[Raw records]
____________________
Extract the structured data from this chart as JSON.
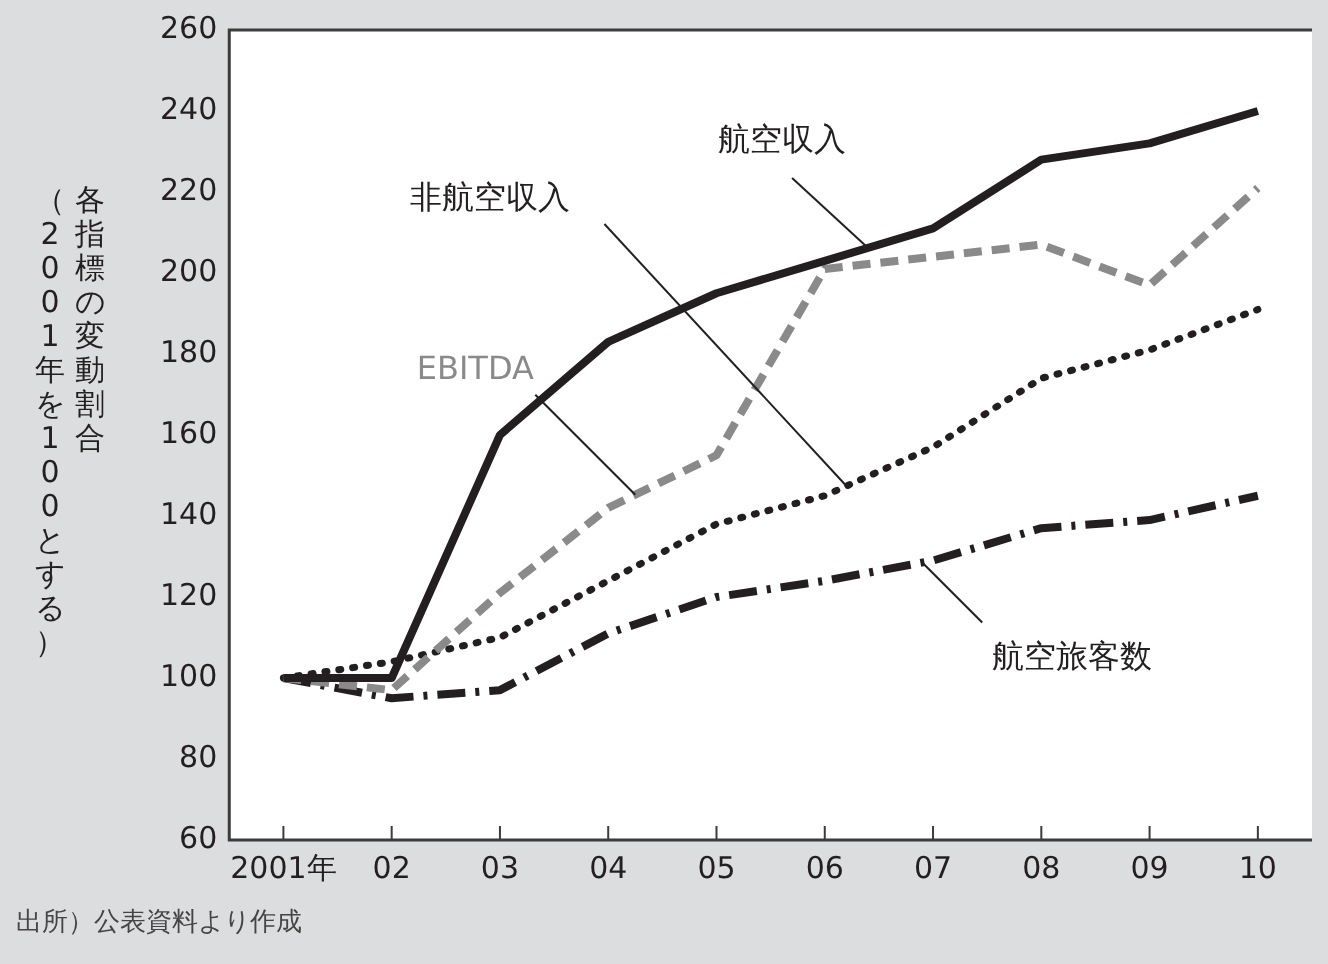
{
  "chart_data": {
    "type": "line",
    "ylabel": "各指標の変動割合（2001年を100とする）",
    "categories": [
      "2001年",
      "02",
      "03",
      "04",
      "05",
      "06",
      "07",
      "08",
      "09",
      "10"
    ],
    "series": [
      {
        "name": "航空収入",
        "color": "#231f20",
        "line_style": "solid",
        "values": [
          100,
          100,
          160,
          183,
          195,
          203,
          211,
          228,
          232,
          240
        ]
      },
      {
        "name": "EBITDA",
        "color": "#8a8a8a",
        "line_style": "dashed",
        "values": [
          100,
          97,
          121,
          142,
          155,
          201,
          204,
          207,
          197,
          221
        ]
      },
      {
        "name": "非航空収入",
        "color": "#231f20",
        "line_style": "dotted",
        "values": [
          100,
          104,
          110,
          124,
          138,
          145,
          157,
          174,
          181,
          191
        ]
      },
      {
        "name": "航空旅客数",
        "color": "#231f20",
        "line_style": "dashdot",
        "values": [
          100,
          95,
          97,
          111,
          120,
          124,
          129,
          137,
          139,
          145
        ]
      }
    ],
    "ylim": [
      60,
      260
    ],
    "yticks": [
      60,
      80,
      100,
      120,
      140,
      160,
      180,
      200,
      220,
      240,
      260
    ],
    "legend": false,
    "marker": "none",
    "annotations": [
      "出所）公表資料より作成"
    ]
  }
}
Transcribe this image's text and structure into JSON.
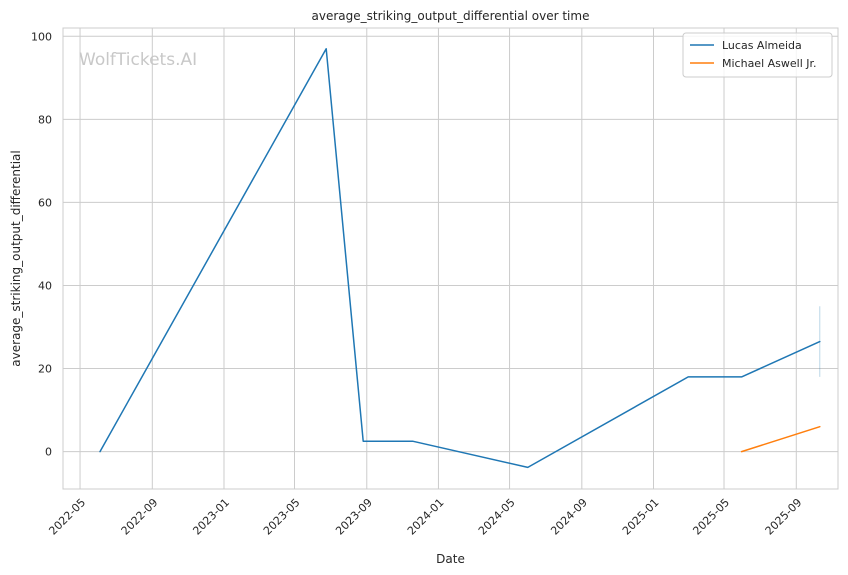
{
  "chart_data": {
    "type": "line",
    "title": "average_striking_output_differential over time",
    "xlabel": "Date",
    "ylabel": "average_striking_output_differential",
    "watermark": "WolfTickets.AI",
    "ylim": [
      -9,
      102
    ],
    "xlim": [
      "2022-04-02",
      "2025-11-11"
    ],
    "yticks": [
      0,
      20,
      40,
      60,
      80,
      100
    ],
    "xticks": [
      "2022-05",
      "2022-09",
      "2023-01",
      "2023-05",
      "2023-09",
      "2024-01",
      "2024-05",
      "2024-09",
      "2025-01",
      "2025-05",
      "2025-09"
    ],
    "grid": true,
    "legend": "top-right",
    "series": [
      {
        "name": "Lucas Almeida",
        "color": "#1f77b4",
        "x": [
          "2022-06-04",
          "2023-06-24",
          "2023-08-26",
          "2023-11-18",
          "2024-06-01",
          "2025-03-01",
          "2025-05-31",
          "2025-10-11"
        ],
        "y": [
          0.0,
          97.0,
          2.5,
          2.5,
          -3.8,
          18.0,
          18.0,
          26.5
        ]
      },
      {
        "name": "Michael Aswell Jr.",
        "color": "#ff7f0e",
        "x": [
          "2025-05-31",
          "2025-10-11"
        ],
        "y": [
          0.0,
          6.0
        ]
      }
    ],
    "error_band": {
      "series": "Lucas Almeida",
      "x": "2025-10-11",
      "ymin": 18.0,
      "ymax": 35.0
    }
  }
}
____________________
* Short task:
Output the lines above in full and exactly as given, omitting any pictures.

* Final answer:
Extract the structured data from this chart as JSON.
{
  "chart_data": {
    "type": "line",
    "ylabel": "各指標の変動割合（2001年を100とする）",
    "categories": [
      "2001年",
      "02",
      "03",
      "04",
      "05",
      "06",
      "07",
      "08",
      "09",
      "10"
    ],
    "series": [
      {
        "name": "航空収入",
        "color": "#231f20",
        "line_style": "solid",
        "values": [
          100,
          100,
          160,
          183,
          195,
          203,
          211,
          228,
          232,
          240
        ]
      },
      {
        "name": "EBITDA",
        "color": "#8a8a8a",
        "line_style": "dashed",
        "values": [
          100,
          97,
          121,
          142,
          155,
          201,
          204,
          207,
          197,
          221
        ]
      },
      {
        "name": "非航空収入",
        "color": "#231f20",
        "line_style": "dotted",
        "values": [
          100,
          104,
          110,
          124,
          138,
          145,
          157,
          174,
          181,
          191
        ]
      },
      {
        "name": "航空旅客数",
        "color": "#231f20",
        "line_style": "dashdot",
        "values": [
          100,
          95,
          97,
          111,
          120,
          124,
          129,
          137,
          139,
          145
        ]
      }
    ],
    "ylim": [
      60,
      260
    ],
    "yticks": [
      60,
      80,
      100,
      120,
      140,
      160,
      180,
      200,
      220,
      240,
      260
    ],
    "legend": false,
    "marker": "none",
    "annotations": [
      "出所）公表資料より作成"
    ]
  }
}
Transcribe this image's text and structure into JSON.
{
  "chart_data": {
    "type": "line",
    "title": "average_striking_output_differential over time",
    "xlabel": "Date",
    "ylabel": "average_striking_output_differential",
    "watermark": "WolfTickets.AI",
    "ylim": [
      -9,
      102
    ],
    "xlim": [
      "2022-04-02",
      "2025-11-11"
    ],
    "yticks": [
      0,
      20,
      40,
      60,
      80,
      100
    ],
    "xticks": [
      "2022-05",
      "2022-09",
      "2023-01",
      "2023-05",
      "2023-09",
      "2024-01",
      "2024-05",
      "2024-09",
      "2025-01",
      "2025-05",
      "2025-09"
    ],
    "grid": true,
    "legend": "top-right",
    "series": [
      {
        "name": "Lucas Almeida",
        "color": "#1f77b4",
        "x": [
          "2022-06-04",
          "2023-06-24",
          "2023-08-26",
          "2023-11-18",
          "2024-06-01",
          "2025-03-01",
          "2025-05-31",
          "2025-10-11"
        ],
        "y": [
          0.0,
          97.0,
          2.5,
          2.5,
          -3.8,
          18.0,
          18.0,
          26.5
        ]
      },
      {
        "name": "Michael Aswell Jr.",
        "color": "#ff7f0e",
        "x": [
          "2025-05-31",
          "2025-10-11"
        ],
        "y": [
          0.0,
          6.0
        ]
      }
    ],
    "error_band": {
      "series": "Lucas Almeida",
      "x": "2025-10-11",
      "ymin": 18.0,
      "ymax": 35.0
    }
  }
}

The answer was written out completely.